* [Written exercise]: Go through the listing and write out all of it exactly.

Stored items
== == ==

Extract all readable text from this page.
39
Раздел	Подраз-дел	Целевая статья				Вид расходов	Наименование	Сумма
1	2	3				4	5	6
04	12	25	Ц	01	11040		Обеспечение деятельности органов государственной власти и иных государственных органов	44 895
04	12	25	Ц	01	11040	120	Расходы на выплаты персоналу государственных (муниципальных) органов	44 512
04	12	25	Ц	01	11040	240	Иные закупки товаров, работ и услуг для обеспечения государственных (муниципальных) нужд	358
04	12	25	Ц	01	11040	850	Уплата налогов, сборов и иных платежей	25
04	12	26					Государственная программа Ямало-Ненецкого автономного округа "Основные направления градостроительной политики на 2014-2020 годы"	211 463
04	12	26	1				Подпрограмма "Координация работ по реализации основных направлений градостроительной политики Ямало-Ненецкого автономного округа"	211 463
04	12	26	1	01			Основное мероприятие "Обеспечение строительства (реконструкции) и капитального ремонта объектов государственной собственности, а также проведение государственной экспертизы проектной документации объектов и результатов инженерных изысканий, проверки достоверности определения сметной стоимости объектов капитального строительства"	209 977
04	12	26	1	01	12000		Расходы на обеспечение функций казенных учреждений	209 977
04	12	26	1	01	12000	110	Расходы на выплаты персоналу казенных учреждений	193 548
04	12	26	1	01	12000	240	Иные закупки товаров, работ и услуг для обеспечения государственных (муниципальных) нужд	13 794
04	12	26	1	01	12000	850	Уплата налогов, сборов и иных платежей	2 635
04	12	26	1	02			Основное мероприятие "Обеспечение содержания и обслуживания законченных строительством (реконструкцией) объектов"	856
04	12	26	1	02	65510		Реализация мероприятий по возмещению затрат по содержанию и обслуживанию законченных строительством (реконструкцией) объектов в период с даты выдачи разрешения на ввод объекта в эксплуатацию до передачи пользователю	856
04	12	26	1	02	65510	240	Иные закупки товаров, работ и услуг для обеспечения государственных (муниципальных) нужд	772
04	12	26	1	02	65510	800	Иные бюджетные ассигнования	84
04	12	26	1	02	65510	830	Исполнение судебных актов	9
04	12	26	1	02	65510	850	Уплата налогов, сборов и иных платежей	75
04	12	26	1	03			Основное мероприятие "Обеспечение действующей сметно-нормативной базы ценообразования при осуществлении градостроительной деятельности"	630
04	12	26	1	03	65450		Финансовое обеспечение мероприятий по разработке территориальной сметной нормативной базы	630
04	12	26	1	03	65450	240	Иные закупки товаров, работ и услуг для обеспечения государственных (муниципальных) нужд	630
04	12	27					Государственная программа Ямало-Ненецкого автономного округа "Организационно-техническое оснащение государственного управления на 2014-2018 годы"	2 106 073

== == ==

* [The reply]:
Extract all readable text from this page.
39
Раздел	Подраз-дел	Целевая статья				Вид расходов	Наименование	Сумма
1	2	3				4	5	6
04	12	25	Ц	01	11040		Обеспечение деятельности органов государственной власти и иных государственных органов	44 895
04	12	25	Ц	01	11040	120	Расходы на выплаты персоналу государственных (муниципальных) органов	44 512
04	12	25	Ц	01	11040	240	Иные закупки товаров, работ и услуг для обеспечения государственных (муниципальных) нужд	358
04	12	25	Ц	01	11040	850	Уплата налогов, сборов и иных платежей	25
04	12	26					Государственная программа Ямало-Ненецкого автономного округа "Основные направления градостроительной политики на 2014-2020 годы"	211 463
04	12	26	1				Подпрограмма "Координация работ по реализации основных направлений градостроительной политики Ямало-Ненецкого автономного округа"	211 463
04	12	26	1	01			Основное мероприятие "Обеспечение строительства (реконструкции) и капитального ремонта объектов государственной собственности, а также проведение государственной экспертизы проектной документации объектов и результатов инженерных изысканий, проверки достоверности определения сметной стоимости объектов капитального строительства"	209 977
04	12	26	1	01	12000		Расходы на обеспечение функций казенных учреждений	209 977
04	12	26	1	01	12000	110	Расходы на выплаты персоналу казенных учреждений	193 548
04	12	26	1	01	12000	240	Иные закупки товаров, работ и услуг для обеспечения государственных (муниципальных) нужд	13 794
04	12	26	1	01	12000	850	Уплата налогов, сборов и иных платежей	2 635
04	12	26	1	02			Основное мероприятие "Обеспечение содержания и обслуживания законченных строительством (реконструкцией) объектов"	856
04	12	26	1	02	65510		Реализация мероприятий по возмещению затрат по содержанию и обслуживанию законченных строительством (реконструкцией) объектов в период с даты выдачи разрешения на ввод объекта в эксплуатацию до передачи пользователю	856
04	12	26	1	02	65510	240	Иные закупки товаров, работ и услуг для обеспечения государственных (муниципальных) нужд	772
04	12	26	1	02	65510	800	Иные бюджетные ассигнования	84
04	12	26	1	02	65510	830	Исполнение судебных актов	9
04	12	26	1	02	65510	850	Уплата налогов, сборов и иных платежей	75
04	12	26	1	03			Основное мероприятие "Обеспечение действующей сметно-нормативной базы ценообразования при осуществлении градостроительной деятельности"	630
04	12	26	1	03	65450		Финансовое обеспечение мероприятий по разработке территориальной сметной нормативной базы	630
04	12	26	1	03	65450	240	Иные закупки товаров, работ и услуг для обеспечения государственных (муниципальных) нужд	630
04	12	27					Государственная программа Ямало-Ненецкого автономного округа "Организационно-техническое оснащение государственного управления на 2014-2018 годы"	2 106 073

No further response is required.